MATERIALS PROVIDED:
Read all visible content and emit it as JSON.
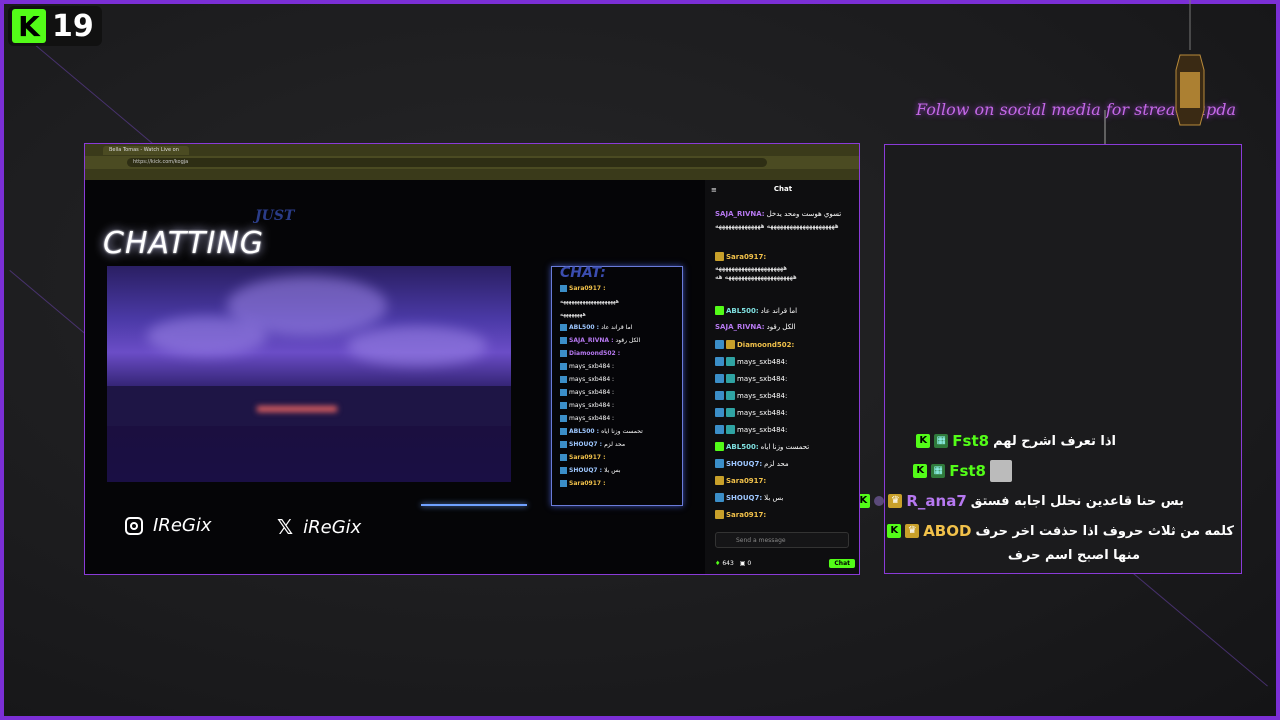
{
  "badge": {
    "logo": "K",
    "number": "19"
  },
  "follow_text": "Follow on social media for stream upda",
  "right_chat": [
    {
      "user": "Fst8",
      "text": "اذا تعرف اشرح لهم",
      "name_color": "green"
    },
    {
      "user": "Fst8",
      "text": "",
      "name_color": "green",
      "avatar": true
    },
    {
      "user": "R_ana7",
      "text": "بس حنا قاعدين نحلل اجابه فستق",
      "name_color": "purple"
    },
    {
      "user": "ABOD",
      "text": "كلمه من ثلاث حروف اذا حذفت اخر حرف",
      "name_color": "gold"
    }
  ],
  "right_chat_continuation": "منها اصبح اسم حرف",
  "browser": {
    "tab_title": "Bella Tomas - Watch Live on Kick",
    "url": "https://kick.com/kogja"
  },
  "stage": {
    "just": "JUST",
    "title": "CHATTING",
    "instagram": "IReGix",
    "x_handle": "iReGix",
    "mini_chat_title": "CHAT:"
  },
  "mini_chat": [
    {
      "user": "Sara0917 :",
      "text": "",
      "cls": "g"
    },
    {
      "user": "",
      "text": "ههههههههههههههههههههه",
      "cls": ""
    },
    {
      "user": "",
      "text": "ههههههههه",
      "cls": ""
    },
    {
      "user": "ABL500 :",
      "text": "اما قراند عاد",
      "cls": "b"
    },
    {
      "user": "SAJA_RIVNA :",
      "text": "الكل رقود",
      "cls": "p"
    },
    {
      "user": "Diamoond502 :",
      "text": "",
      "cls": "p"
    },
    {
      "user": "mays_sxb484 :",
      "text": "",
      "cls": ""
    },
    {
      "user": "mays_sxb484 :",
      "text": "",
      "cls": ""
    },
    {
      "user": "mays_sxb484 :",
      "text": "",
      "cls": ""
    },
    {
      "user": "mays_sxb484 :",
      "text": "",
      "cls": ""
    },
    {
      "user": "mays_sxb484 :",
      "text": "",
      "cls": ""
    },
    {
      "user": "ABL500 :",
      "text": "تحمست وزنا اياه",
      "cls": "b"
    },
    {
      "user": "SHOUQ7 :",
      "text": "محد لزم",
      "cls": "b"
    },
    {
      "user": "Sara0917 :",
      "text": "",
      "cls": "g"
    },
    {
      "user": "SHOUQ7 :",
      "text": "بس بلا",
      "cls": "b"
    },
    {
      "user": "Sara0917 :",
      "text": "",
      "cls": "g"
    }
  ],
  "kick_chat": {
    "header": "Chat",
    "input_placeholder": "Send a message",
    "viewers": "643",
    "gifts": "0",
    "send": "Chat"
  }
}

CHALLENGE: Drop the images and quote the entries word for word.

SOLUTION:
Read all visible content and emit it as JSON.
{
  "badge": {
    "logo": "K",
    "number": "19"
  },
  "follow_text": "Follow on social media for stream upda",
  "right_chat": [
    {
      "user": "Fst8",
      "text": "اذا تعرف اشرح لهم",
      "name_color": "green"
    },
    {
      "user": "Fst8",
      "text": "",
      "name_color": "green",
      "avatar": true
    },
    {
      "user": "R_ana7",
      "text": "بس حنا قاعدين نحلل اجابه فستق",
      "name_color": "purple"
    },
    {
      "user": "ABOD",
      "text": "كلمه من ثلاث حروف اذا حذفت اخر حرف",
      "name_color": "gold"
    }
  ],
  "right_chat_continuation": "منها اصبح اسم حرف",
  "browser": {
    "tab_title": "Bella Tomas - Watch Live on Kick",
    "url": "https://kick.com/kogja"
  },
  "stage": {
    "just": "JUST",
    "title": "CHATTING",
    "instagram": "IReGix",
    "x_handle": "iReGix",
    "mini_chat_title": "CHAT:"
  },
  "mini_chat": [
    {
      "user": "Sara0917 :",
      "text": "",
      "cls": "g"
    },
    {
      "user": "",
      "text": "ههههههههههههههههههههه",
      "cls": ""
    },
    {
      "user": "",
      "text": "ههههههههه",
      "cls": ""
    },
    {
      "user": "ABL500 :",
      "text": "اما قراند عاد",
      "cls": "b"
    },
    {
      "user": "SAJA_RIVNA :",
      "text": "الكل رقود",
      "cls": "p"
    },
    {
      "user": "Diamoond502 :",
      "text": "",
      "cls": "p"
    },
    {
      "user": "mays_sxb484 :",
      "text": "",
      "cls": ""
    },
    {
      "user": "mays_sxb484 :",
      "text": "",
      "cls": ""
    },
    {
      "user": "mays_sxb484 :",
      "text": "",
      "cls": ""
    },
    {
      "user": "mays_sxb484 :",
      "text": "",
      "cls": ""
    },
    {
      "user": "mays_sxb484 :",
      "text": "",
      "cls": ""
    },
    {
      "user": "ABL500 :",
      "text": "تحمست وزنا اياه",
      "cls": "b"
    },
    {
      "user": "SHOUQ7 :",
      "text": "محد لزم",
      "cls": "b"
    },
    {
      "user": "Sara0917 :",
      "text": "",
      "cls": "g"
    },
    {
      "user": "SHOUQ7 :",
      "text": "بس بلا",
      "cls": "b"
    },
    {
      "user": "Sara0917 :",
      "text": "",
      "cls": "g"
    }
  ],
  "kick_chat": {
    "header": "Chat",
    "input_placeholder": "Send a message",
    "viewers": "643",
    "gifts": "0",
    "send": "Chat"
  }
}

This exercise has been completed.